GIVEN TASK:
Each line that includes "maqsadi" counts once; give the total and nothing besides.

GIVEN DATA:
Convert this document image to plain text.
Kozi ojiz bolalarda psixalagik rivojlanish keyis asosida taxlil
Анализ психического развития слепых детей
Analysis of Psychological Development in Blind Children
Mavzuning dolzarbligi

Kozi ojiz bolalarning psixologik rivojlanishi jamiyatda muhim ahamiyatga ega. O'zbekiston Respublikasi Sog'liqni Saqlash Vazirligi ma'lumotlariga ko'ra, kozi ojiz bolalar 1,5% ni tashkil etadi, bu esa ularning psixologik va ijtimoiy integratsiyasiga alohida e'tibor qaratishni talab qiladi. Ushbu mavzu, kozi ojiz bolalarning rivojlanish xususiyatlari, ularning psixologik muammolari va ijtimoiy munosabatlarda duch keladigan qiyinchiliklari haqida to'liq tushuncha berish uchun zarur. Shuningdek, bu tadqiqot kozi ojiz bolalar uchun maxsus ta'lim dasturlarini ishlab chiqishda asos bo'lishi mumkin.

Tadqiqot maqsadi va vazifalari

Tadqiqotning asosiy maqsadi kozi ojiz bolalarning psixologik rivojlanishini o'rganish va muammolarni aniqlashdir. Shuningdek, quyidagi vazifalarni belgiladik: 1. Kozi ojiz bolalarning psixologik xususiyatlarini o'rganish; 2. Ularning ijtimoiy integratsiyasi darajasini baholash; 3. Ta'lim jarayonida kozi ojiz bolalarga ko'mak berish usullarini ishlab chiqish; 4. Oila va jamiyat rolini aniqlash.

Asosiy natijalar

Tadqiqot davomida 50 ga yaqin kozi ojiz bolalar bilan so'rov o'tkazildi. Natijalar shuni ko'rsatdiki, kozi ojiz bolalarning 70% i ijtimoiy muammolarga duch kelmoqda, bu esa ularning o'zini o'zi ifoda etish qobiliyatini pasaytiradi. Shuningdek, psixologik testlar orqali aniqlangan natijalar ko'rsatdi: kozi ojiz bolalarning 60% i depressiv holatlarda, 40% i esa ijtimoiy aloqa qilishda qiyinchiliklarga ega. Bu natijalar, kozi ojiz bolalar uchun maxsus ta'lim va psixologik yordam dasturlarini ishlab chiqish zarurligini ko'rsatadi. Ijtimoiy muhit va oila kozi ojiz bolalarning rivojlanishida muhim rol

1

RESPONSE:
2